=== Supplied entries ===
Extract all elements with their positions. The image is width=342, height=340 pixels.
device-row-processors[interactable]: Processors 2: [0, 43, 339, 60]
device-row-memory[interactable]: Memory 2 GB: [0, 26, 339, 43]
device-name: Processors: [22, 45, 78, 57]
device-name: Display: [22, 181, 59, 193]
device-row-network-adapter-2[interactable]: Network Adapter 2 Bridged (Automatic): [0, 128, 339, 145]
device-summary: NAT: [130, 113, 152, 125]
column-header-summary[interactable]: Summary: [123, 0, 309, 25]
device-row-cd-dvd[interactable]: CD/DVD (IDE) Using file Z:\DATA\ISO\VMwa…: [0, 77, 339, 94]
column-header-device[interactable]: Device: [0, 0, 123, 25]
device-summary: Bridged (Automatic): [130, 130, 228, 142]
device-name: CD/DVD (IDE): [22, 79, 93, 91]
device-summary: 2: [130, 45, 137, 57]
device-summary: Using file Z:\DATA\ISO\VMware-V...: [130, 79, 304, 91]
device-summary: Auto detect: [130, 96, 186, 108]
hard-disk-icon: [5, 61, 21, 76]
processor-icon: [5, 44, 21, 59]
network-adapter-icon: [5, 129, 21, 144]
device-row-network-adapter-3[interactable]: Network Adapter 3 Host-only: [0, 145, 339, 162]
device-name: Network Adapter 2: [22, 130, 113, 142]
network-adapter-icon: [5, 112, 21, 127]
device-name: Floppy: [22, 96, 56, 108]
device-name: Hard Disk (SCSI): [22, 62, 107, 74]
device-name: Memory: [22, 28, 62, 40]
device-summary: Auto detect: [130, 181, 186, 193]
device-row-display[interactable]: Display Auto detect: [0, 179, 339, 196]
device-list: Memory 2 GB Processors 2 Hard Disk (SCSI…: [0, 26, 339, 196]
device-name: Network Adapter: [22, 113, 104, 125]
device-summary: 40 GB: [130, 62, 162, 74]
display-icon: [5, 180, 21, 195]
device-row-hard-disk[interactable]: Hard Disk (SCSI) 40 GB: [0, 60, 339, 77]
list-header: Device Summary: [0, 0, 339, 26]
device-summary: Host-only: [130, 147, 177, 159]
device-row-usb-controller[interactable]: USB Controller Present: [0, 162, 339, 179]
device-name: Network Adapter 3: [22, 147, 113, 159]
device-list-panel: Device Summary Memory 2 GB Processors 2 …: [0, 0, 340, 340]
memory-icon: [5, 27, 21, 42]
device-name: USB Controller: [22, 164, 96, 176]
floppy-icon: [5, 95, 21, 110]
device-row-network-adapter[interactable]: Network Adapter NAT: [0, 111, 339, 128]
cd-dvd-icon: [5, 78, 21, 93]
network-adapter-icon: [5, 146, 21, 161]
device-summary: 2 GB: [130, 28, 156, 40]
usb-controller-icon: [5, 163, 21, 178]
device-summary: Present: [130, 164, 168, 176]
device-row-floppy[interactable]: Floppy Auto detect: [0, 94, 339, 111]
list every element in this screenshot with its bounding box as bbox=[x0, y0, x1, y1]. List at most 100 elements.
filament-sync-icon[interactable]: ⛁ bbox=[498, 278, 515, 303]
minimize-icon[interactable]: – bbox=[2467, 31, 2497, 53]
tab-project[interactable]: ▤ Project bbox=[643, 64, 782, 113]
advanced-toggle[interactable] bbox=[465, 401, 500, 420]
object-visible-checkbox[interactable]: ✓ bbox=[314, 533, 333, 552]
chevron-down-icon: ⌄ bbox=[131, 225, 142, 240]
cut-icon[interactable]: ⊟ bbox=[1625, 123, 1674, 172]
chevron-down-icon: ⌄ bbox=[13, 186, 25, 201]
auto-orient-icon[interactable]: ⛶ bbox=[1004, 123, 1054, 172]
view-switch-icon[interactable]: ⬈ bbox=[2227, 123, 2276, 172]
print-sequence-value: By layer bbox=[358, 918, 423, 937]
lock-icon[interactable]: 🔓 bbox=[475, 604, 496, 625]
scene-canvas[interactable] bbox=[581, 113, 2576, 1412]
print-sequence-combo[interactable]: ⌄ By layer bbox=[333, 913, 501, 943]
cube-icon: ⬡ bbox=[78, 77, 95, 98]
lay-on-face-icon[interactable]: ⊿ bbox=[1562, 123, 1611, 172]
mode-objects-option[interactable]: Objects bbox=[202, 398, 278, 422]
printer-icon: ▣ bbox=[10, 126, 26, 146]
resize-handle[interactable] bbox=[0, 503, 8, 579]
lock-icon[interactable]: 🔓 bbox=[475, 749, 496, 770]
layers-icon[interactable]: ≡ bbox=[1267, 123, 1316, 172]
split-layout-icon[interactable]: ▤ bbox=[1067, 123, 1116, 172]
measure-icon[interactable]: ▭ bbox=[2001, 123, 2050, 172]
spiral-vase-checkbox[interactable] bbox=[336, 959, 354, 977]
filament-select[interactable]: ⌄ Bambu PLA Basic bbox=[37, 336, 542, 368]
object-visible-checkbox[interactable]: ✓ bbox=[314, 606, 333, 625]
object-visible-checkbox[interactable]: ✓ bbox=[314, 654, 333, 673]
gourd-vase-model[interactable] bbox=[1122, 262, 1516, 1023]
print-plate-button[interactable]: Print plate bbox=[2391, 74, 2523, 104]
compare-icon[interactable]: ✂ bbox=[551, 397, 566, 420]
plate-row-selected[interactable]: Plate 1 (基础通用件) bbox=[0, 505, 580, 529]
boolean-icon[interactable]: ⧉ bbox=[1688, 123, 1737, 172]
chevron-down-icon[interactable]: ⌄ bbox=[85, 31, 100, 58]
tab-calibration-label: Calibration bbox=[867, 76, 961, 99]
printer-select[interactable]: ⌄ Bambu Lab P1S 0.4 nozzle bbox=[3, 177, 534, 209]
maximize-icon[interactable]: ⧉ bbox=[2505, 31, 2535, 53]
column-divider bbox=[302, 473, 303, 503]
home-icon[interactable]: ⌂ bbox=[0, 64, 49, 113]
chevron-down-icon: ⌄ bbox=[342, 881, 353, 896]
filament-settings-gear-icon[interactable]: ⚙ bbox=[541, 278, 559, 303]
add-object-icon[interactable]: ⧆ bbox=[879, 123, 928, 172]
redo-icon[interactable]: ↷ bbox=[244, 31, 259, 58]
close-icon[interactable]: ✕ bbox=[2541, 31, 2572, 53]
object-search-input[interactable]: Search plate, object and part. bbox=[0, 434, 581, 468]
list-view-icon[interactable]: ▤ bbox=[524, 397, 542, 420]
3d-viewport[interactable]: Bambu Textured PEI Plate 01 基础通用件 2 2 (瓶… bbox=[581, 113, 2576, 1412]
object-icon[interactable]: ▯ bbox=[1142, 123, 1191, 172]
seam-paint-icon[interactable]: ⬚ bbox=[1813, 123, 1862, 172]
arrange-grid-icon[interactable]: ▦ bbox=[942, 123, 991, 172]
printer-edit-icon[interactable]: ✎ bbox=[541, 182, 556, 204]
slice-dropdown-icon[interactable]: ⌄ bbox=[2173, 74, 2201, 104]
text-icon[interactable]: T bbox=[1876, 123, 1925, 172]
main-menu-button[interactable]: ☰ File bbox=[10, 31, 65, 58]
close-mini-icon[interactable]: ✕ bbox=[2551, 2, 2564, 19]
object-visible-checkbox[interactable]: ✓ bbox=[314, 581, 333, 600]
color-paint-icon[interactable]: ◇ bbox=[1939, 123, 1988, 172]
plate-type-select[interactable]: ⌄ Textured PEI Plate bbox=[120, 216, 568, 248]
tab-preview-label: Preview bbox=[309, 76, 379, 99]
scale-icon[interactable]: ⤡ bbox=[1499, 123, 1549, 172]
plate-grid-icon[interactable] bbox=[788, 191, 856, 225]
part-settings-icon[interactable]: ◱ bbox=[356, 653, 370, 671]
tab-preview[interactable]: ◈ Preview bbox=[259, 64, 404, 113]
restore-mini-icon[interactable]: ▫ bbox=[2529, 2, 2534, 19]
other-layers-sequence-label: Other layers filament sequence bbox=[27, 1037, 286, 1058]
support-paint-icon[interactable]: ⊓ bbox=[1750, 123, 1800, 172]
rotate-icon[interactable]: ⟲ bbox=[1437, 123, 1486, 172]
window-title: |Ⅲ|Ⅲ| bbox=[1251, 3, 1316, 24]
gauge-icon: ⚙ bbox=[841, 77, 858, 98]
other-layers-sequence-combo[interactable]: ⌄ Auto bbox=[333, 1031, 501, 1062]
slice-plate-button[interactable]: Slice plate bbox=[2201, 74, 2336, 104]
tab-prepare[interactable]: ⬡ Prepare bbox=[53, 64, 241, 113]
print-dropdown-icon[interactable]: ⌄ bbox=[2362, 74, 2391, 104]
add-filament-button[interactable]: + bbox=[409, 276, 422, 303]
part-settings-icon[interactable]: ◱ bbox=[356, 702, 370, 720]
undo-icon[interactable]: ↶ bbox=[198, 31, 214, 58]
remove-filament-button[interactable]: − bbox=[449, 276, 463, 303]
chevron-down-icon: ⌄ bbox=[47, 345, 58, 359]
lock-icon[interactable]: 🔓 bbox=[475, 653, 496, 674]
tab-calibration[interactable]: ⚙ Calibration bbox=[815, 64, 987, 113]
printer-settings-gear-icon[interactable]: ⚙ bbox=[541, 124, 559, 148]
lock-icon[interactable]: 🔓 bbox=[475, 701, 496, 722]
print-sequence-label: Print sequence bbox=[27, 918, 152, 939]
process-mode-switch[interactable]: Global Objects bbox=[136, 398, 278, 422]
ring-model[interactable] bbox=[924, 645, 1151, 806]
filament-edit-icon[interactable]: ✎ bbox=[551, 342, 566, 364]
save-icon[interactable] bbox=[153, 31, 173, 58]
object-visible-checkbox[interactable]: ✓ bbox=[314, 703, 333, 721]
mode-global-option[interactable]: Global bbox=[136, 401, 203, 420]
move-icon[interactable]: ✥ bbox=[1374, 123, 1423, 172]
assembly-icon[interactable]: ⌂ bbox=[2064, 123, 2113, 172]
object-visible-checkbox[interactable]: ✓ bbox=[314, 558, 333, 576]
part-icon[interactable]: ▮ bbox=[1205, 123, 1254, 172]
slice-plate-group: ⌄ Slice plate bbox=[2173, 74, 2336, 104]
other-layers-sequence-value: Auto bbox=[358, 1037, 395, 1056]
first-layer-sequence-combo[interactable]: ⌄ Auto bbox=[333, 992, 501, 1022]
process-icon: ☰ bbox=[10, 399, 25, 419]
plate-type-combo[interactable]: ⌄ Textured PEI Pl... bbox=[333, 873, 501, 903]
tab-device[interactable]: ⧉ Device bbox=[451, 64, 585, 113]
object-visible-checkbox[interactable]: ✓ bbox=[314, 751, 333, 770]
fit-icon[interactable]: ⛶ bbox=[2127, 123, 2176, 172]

=== Task brief ===
Copy out the listing lines from the start of the listing up to and including the line containing "display-icon: [5, 180, 21, 195]", reproducing each one without change.

=== Response ===
Extract all elements with their positions. The image is width=342, height=340 pixels.
device-row-processors[interactable]: Processors 2: [0, 43, 339, 60]
device-row-memory[interactable]: Memory 2 GB: [0, 26, 339, 43]
device-name: Processors: [22, 45, 78, 57]
device-name: Display: [22, 181, 59, 193]
device-row-network-adapter-2[interactable]: Network Adapter 2 Bridged (Automatic): [0, 128, 339, 145]
device-summary: NAT: [130, 113, 152, 125]
column-header-summary[interactable]: Summary: [123, 0, 309, 25]
device-row-cd-dvd[interactable]: CD/DVD (IDE) Using file Z:\DATA\ISO\VMwa…: [0, 77, 339, 94]
column-header-device[interactable]: Device: [0, 0, 123, 25]
device-summary: Bridged (Automatic): [130, 130, 228, 142]
device-name: CD/DVD (IDE): [22, 79, 93, 91]
device-summary: 2: [130, 45, 137, 57]
device-summary: Using file Z:\DATA\ISO\VMware-V...: [130, 79, 304, 91]
device-summary: Auto detect: [130, 96, 186, 108]
hard-disk-icon: [5, 61, 21, 76]
processor-icon: [5, 44, 21, 59]
network-adapter-icon: [5, 129, 21, 144]
device-row-network-adapter-3[interactable]: Network Adapter 3 Host-only: [0, 145, 339, 162]
device-name: Network Adapter 2: [22, 130, 113, 142]
network-adapter-icon: [5, 112, 21, 127]
device-name: Floppy: [22, 96, 56, 108]
device-name: Hard Disk (SCSI): [22, 62, 107, 74]
device-name: Memory: [22, 28, 62, 40]
device-summary: Auto detect: [130, 181, 186, 193]
device-row-display[interactable]: Display Auto detect: [0, 179, 339, 196]
device-list: Memory 2 GB Processors 2 Hard Disk (SCSI…: [0, 26, 339, 196]
device-name: Network Adapter: [22, 113, 104, 125]
device-summary: 40 GB: [130, 62, 162, 74]
display-icon: [5, 180, 21, 195]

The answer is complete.